→ **Aim of the exercise**
Identify the lines that include the word "Settings", then copy all of them.

→ **Records provided**
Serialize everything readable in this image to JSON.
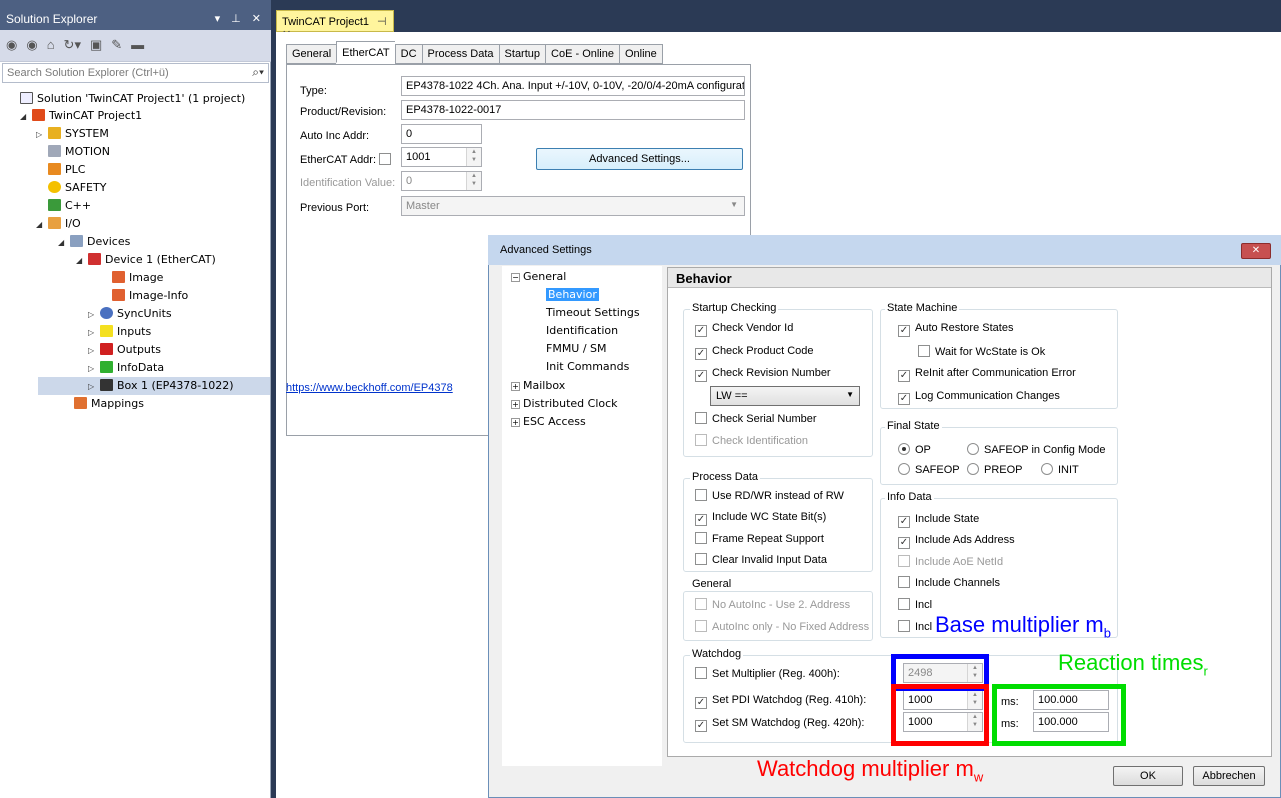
{
  "solution_explorer": {
    "title": "Solution Explorer",
    "title_controls": "▾ ⊥ ✕",
    "search_placeholder": "Search Solution Explorer (Ctrl+ü)",
    "tree": [
      {
        "label": "Solution 'TwinCAT Project1' (1 project)",
        "icon": "solution-icon"
      },
      {
        "label": "TwinCAT Project1",
        "icon": "project-icon"
      },
      {
        "label": "SYSTEM",
        "icon": "system-icon"
      },
      {
        "label": "MOTION",
        "icon": "motion-icon"
      },
      {
        "label": "PLC",
        "icon": "plc-icon"
      },
      {
        "label": "SAFETY",
        "icon": "safety-icon"
      },
      {
        "label": "C++",
        "icon": "cpp-icon"
      },
      {
        "label": "I/O",
        "icon": "io-icon"
      },
      {
        "label": "Devices",
        "icon": "devices-icon"
      },
      {
        "label": "Device 1 (EtherCAT)",
        "icon": "ethercat-icon"
      },
      {
        "label": "Image",
        "icon": "image-icon"
      },
      {
        "label": "Image-Info",
        "icon": "image-info-icon"
      },
      {
        "label": "SyncUnits",
        "icon": "syncunits-icon"
      },
      {
        "label": "Inputs",
        "icon": "inputs-icon"
      },
      {
        "label": "Outputs",
        "icon": "outputs-icon"
      },
      {
        "label": "InfoData",
        "icon": "infodata-icon"
      },
      {
        "label": "Box 1 (EP4378-1022)",
        "icon": "box-icon"
      },
      {
        "label": "Mappings",
        "icon": "mappings-icon"
      }
    ]
  },
  "document": {
    "tab_title": "TwinCAT Project1",
    "tab_controls": "⊣ ✕",
    "tabs": [
      "General",
      "EtherCAT",
      "DC",
      "Process Data",
      "Startup",
      "CoE - Online",
      "Online"
    ],
    "active_tab": "EtherCAT",
    "fields": {
      "type_label": "Type:",
      "type_value": "EP4378-1022 4Ch. Ana. Input +/-10V, 0-10V, -20/0/4-20mA configurat",
      "product_label": "Product/Revision:",
      "product_value": "EP4378-1022-0017",
      "autoinc_label": "Auto Inc Addr:",
      "autoinc_value": "0",
      "ethercat_label": "EtherCAT Addr:",
      "ethercat_value": "1001",
      "ident_label": "Identification Value:",
      "ident_value": "0",
      "prevport_label": "Previous Port:",
      "prevport_value": "Master"
    },
    "advanced_button": "Advanced Settings...",
    "link": "https://www.beckhoff.com/EP4378"
  },
  "dialog": {
    "title": "Advanced Settings",
    "close_label": "✕",
    "tree": {
      "general": "General",
      "behavior": "Behavior",
      "timeout": "Timeout Settings",
      "identification": "Identification",
      "fmmu": "FMMU / SM",
      "init": "Init Commands",
      "mailbox": "Mailbox",
      "dc": "Distributed Clock",
      "esc": "ESC Access"
    },
    "panel_title": "Behavior",
    "startup": {
      "title": "Startup Checking",
      "vendor": "Check Vendor Id",
      "product": "Check Product Code",
      "revision": "Check Revision Number",
      "revision_option": "LW ==",
      "serial": "Check Serial Number",
      "ident": "Check Identification"
    },
    "state_machine": {
      "title": "State Machine",
      "auto_restore": "Auto Restore States",
      "wait_wc": "Wait for WcState is Ok",
      "reinit": "ReInit after Communication Error",
      "log": "Log Communication Changes"
    },
    "final_state": {
      "title": "Final State",
      "op": "OP",
      "safeop_cfg": "SAFEOP in Config Mode",
      "safeop": "SAFEOP",
      "preop": "PREOP",
      "init": "INIT"
    },
    "process_data": {
      "title": "Process Data",
      "rdwr": "Use RD/WR instead of RW",
      "wc": "Include WC State Bit(s)",
      "frame": "Frame Repeat Support",
      "clear": "Clear Invalid Input Data"
    },
    "info_data": {
      "title": "Info Data",
      "state": "Include State",
      "ads": "Include Ads Address",
      "aoe": "Include AoE NetId",
      "channels": "Include Channels",
      "incl5": "Incl",
      "incl6": "Incl"
    },
    "general_group": {
      "title": "General",
      "noautoinc": "No AutoInc - Use 2. Address",
      "autoinc_only": "AutoInc only - No Fixed Address"
    },
    "watchdog": {
      "title": "Watchdog",
      "multiplier_label": "Set Multiplier (Reg. 400h):",
      "multiplier_value": "2498",
      "pdi_label": "Set PDI Watchdog (Reg. 410h):",
      "pdi_value": "1000",
      "pdi_ms_label": "ms:",
      "pdi_ms_value": "100.000",
      "sm_label": "Set SM Watchdog (Reg. 420h):",
      "sm_value": "1000",
      "sm_ms_label": "ms:",
      "sm_ms_value": "100.000"
    },
    "ok": "OK",
    "cancel": "Abbrechen"
  },
  "annotations": {
    "base": "Base multiplier m",
    "base_sub": "b",
    "reaction": "Reaction time",
    "reaction_tail": "s",
    "reaction_sub": "r",
    "watchdog": "Watchdog multiplier m",
    "watchdog_sub": "w",
    "colors": {
      "blue": "#0000ff",
      "green": "#00dd00",
      "red": "#ff0000"
    }
  }
}
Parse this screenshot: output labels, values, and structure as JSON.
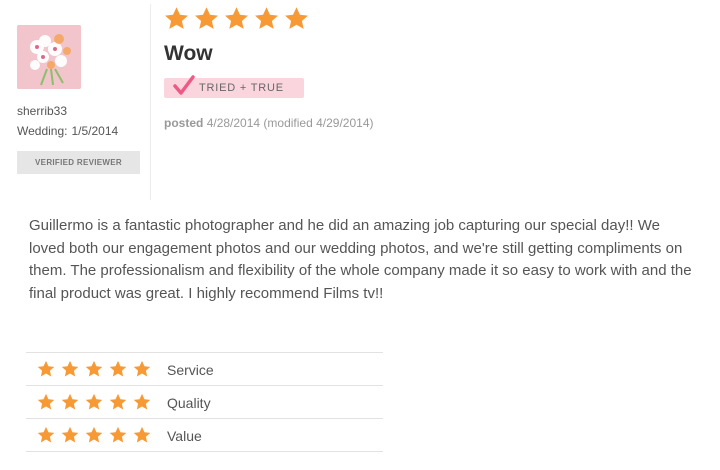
{
  "reviewer": {
    "username": "sherrib33",
    "wedding_label": "Wedding:",
    "wedding_date": "1/5/2014",
    "badge": "VERIFIED REVIEWER",
    "avatar_icon": "flower-bouquet-avatar"
  },
  "review": {
    "rating": 5,
    "max_rating": 5,
    "title": "Wow",
    "tried_badge": "TRIED + TRUE",
    "posted_label": "posted",
    "posted_date": "4/28/2014",
    "modified": "(modified 4/29/2014)",
    "body": "Guillermo is a fantastic photographer and he did an amazing job capturing our special day!! We loved both our engagement photos and our wedding photos, and we're still getting compliments on them. The professionalism and flexibility of the whole company made it so easy to work with and the final product was great. I highly recommend Films tv!!"
  },
  "sub_ratings": [
    {
      "label": "Service",
      "rating": 5
    },
    {
      "label": "Quality",
      "rating": 5
    },
    {
      "label": "Value",
      "rating": 5
    }
  ],
  "colors": {
    "star": "#f79a35",
    "badge_pink": "#fbd5de",
    "check_pink": "#ec5b86"
  }
}
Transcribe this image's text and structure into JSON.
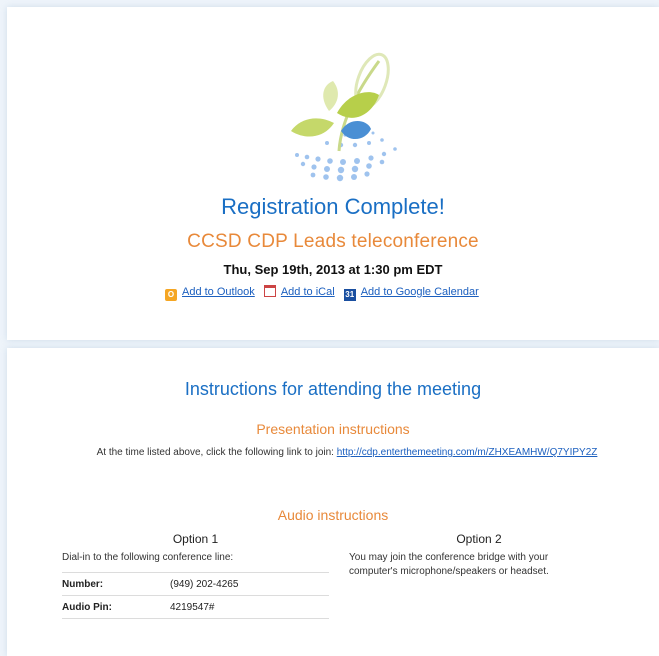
{
  "header": {
    "title": "Registration Complete!",
    "event_name": "CCSD CDP Leads teleconference",
    "datetime": "Thu, Sep 19th, 2013 at 1:30 pm EDT"
  },
  "calendar_links": {
    "outlook": "Add to Outlook",
    "ical": "Add to iCal",
    "google": "Add to Google Calendar",
    "gcal_icon_text": "31"
  },
  "instructions": {
    "heading": "Instructions for attending the meeting",
    "presentation": {
      "heading": "Presentation instructions",
      "text_before": "At the time listed above, click the following link to join: ",
      "link": "http://cdp.enterthemeeting.com/m/ZHXEAMHW/Q7YIPY2Z"
    },
    "audio": {
      "heading": "Audio instructions",
      "option1": {
        "title": "Option 1",
        "text": "Dial-in to the following conference line:",
        "number_label": "Number:",
        "number_value": "(949) 202-4265",
        "pin_label": "Audio Pin:",
        "pin_value": "4219547#"
      },
      "option2": {
        "title": "Option 2",
        "text": "You may join the conference bridge with your computer's microphone/speakers or headset."
      }
    }
  },
  "colors": {
    "title_blue": "#1a6fc4",
    "accent_orange": "#e8893a",
    "link_blue": "#1b5fbf"
  }
}
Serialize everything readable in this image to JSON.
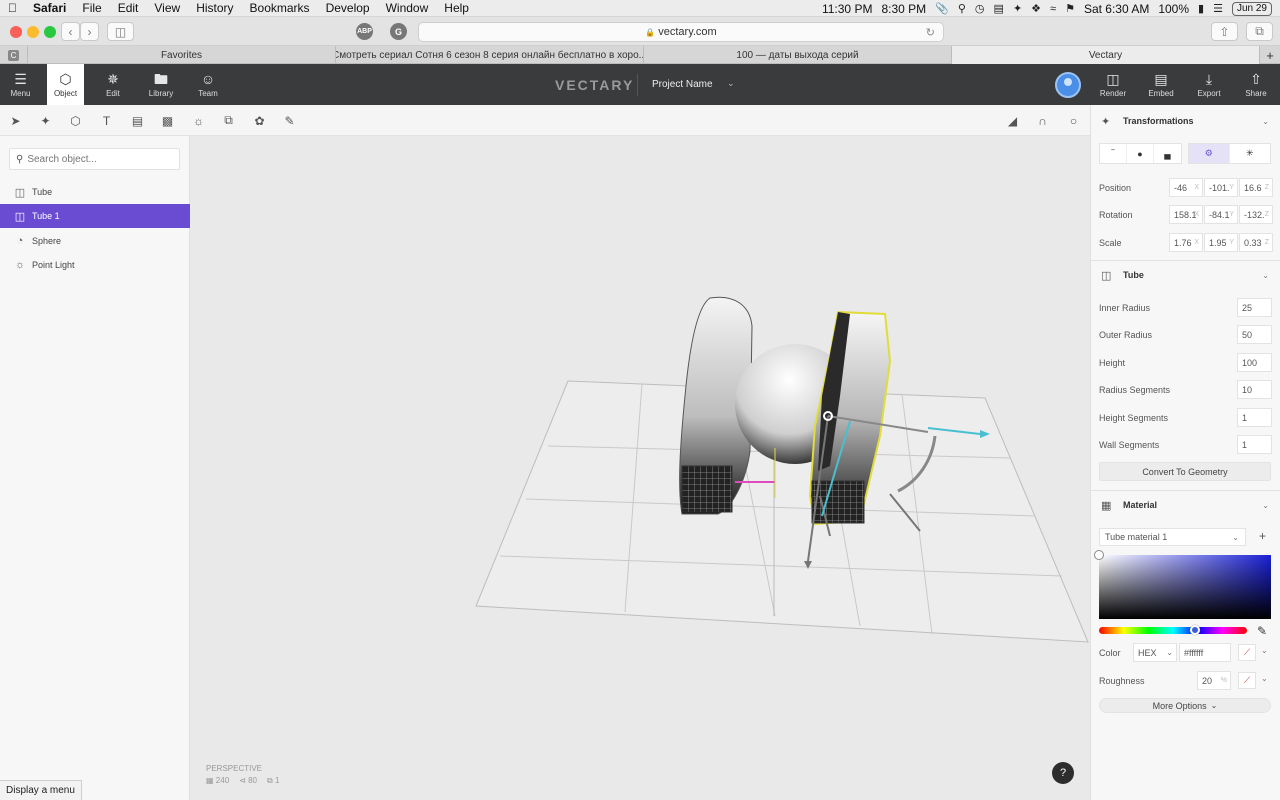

→ **Complete response**
    "advanced_button": "Advanced Settings...",
    "title": "Advanced Settings",
      "timeout": "Timeout Settings",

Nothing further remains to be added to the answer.